### Work order
Where a line of the entries holds the string "difference", copy that line.

### Data excerpts
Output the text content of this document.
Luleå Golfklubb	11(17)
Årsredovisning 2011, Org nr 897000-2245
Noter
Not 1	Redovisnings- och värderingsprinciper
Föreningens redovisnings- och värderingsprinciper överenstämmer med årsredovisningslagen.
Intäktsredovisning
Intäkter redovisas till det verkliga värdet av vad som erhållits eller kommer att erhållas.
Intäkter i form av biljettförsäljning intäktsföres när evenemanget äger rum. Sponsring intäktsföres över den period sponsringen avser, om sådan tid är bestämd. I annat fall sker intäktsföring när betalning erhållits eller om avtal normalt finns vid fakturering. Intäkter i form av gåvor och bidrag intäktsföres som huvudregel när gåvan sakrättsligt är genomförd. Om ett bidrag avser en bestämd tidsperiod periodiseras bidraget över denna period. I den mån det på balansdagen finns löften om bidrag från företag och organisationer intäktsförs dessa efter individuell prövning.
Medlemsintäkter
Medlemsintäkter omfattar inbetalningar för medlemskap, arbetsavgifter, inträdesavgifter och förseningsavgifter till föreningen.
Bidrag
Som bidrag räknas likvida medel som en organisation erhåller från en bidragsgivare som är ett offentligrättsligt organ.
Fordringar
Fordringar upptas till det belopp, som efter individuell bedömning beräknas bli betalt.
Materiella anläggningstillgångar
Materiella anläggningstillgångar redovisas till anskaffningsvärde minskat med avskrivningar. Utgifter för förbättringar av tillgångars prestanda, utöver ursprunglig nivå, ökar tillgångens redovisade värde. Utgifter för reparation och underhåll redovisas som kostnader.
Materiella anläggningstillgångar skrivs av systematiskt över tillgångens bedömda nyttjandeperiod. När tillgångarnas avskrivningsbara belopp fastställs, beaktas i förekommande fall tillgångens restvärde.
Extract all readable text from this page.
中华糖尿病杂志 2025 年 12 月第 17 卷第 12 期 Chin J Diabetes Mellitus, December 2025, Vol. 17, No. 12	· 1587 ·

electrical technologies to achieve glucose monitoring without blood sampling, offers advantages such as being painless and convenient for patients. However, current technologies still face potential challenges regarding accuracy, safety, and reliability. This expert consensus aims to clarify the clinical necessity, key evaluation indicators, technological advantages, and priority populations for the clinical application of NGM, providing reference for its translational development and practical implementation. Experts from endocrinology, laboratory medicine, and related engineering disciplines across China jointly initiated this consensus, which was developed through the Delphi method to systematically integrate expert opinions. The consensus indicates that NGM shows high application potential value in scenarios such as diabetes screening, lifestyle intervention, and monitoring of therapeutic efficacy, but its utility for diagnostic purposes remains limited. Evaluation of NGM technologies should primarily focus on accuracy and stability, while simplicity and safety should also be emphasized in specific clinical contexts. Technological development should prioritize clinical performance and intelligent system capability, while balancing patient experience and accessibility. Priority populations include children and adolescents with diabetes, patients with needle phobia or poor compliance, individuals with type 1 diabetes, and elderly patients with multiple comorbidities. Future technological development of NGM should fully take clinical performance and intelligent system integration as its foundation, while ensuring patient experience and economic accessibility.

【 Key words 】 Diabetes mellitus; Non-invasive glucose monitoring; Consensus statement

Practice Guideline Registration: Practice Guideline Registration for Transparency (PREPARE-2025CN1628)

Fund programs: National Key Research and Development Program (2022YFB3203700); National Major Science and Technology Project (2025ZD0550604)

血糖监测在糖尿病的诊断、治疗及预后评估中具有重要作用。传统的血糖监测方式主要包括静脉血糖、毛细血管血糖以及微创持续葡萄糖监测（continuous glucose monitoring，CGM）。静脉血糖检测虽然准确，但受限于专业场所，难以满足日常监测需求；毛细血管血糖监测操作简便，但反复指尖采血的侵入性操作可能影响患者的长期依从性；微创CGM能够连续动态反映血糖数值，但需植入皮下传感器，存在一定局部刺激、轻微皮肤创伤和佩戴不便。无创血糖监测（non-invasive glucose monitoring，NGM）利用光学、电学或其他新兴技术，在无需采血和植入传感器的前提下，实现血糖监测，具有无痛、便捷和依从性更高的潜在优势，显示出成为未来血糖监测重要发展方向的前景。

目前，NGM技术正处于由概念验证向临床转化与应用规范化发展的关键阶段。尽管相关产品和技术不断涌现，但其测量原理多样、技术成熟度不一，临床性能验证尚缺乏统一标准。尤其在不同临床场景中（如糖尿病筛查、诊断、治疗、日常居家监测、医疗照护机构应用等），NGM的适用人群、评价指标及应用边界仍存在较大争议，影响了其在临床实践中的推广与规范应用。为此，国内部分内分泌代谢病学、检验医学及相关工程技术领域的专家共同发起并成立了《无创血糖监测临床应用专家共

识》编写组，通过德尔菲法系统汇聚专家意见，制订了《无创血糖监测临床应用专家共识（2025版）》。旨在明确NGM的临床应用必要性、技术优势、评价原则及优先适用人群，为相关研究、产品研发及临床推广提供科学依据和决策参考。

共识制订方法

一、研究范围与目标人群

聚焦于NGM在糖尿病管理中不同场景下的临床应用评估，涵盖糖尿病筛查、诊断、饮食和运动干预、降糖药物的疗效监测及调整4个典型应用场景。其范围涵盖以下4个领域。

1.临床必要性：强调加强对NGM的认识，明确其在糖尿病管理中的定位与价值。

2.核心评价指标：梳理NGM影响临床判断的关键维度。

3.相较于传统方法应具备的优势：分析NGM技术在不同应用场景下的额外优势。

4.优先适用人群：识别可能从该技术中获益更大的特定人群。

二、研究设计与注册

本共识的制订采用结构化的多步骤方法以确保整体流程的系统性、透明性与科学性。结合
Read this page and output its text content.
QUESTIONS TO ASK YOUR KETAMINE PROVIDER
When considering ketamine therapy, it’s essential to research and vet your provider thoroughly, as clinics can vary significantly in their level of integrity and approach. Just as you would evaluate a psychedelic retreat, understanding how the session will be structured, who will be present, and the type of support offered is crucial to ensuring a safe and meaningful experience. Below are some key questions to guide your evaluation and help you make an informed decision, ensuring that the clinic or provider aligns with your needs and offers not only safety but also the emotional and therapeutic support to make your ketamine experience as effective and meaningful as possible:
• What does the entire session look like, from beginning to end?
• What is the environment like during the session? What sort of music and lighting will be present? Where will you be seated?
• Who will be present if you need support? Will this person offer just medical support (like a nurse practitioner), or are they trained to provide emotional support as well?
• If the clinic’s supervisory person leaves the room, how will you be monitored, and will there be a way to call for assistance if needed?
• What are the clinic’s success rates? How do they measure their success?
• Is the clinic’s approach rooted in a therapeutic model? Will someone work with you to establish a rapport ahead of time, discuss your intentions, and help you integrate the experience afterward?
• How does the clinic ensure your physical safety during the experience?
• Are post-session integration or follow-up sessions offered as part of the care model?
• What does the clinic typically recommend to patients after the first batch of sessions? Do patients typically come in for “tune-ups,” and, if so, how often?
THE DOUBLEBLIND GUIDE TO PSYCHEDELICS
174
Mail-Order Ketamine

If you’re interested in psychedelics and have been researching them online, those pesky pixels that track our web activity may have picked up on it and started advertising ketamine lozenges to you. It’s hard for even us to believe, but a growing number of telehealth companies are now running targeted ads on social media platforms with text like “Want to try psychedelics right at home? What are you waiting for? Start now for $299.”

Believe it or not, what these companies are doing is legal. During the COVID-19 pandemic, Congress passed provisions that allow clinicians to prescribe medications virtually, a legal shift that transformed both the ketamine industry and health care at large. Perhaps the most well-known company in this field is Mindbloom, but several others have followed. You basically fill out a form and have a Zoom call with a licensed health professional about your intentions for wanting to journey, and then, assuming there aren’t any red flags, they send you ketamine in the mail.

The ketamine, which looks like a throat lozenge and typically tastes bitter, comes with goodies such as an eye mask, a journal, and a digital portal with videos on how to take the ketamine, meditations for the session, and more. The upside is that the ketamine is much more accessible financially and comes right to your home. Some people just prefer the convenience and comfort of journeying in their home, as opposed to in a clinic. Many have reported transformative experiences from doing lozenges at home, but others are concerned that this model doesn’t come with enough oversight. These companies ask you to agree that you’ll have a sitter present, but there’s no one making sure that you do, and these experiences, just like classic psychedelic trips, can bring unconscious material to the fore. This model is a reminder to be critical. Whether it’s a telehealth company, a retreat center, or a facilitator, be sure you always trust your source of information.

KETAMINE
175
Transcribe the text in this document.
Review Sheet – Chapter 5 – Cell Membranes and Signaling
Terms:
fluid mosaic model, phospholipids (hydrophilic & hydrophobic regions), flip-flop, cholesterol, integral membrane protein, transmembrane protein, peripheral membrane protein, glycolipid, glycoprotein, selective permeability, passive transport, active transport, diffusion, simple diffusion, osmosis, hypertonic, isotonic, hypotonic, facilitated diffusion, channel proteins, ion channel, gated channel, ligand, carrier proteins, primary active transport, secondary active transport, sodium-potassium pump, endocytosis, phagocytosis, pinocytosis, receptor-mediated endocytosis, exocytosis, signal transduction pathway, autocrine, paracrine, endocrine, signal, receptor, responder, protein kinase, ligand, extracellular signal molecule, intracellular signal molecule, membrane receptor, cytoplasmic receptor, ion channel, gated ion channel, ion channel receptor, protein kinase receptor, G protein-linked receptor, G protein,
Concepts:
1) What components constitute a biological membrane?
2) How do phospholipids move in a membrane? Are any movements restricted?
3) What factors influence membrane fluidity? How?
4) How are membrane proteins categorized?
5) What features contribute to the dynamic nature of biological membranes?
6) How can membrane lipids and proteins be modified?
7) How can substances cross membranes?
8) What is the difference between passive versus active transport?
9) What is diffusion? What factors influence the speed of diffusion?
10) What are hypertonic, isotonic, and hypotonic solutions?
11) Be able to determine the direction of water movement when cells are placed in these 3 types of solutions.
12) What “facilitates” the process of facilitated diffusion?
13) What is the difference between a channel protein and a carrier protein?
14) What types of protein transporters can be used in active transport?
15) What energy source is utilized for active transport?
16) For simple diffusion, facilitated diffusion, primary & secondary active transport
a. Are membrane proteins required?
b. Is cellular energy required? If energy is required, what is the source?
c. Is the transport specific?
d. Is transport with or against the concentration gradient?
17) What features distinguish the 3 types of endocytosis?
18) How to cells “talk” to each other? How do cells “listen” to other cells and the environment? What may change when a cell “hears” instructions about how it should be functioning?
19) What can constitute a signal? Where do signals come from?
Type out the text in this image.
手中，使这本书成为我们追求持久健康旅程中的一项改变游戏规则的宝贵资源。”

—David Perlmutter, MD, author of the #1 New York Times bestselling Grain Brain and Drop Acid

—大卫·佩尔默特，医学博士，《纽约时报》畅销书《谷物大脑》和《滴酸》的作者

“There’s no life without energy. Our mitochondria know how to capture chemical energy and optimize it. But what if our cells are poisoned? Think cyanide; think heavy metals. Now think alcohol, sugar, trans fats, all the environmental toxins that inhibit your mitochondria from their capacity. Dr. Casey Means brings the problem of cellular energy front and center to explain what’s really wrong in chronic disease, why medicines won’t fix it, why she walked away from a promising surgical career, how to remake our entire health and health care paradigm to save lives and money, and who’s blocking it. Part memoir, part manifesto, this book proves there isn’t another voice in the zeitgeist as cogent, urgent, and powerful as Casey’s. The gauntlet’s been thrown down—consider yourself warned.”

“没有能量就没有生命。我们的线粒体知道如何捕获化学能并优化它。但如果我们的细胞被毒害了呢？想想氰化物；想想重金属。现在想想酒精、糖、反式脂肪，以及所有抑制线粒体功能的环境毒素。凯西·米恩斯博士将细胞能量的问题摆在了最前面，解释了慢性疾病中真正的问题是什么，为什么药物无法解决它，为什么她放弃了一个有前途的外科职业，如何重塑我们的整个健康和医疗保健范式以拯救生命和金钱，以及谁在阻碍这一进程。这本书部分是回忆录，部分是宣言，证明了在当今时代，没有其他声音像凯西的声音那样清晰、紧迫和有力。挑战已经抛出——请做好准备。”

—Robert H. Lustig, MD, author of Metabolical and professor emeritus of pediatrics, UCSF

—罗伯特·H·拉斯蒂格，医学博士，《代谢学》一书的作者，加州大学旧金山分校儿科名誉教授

### Result of the exercise
8) What is the difference between passive versus active transport?
13) What is the difference between a channel protein and a carrier protein?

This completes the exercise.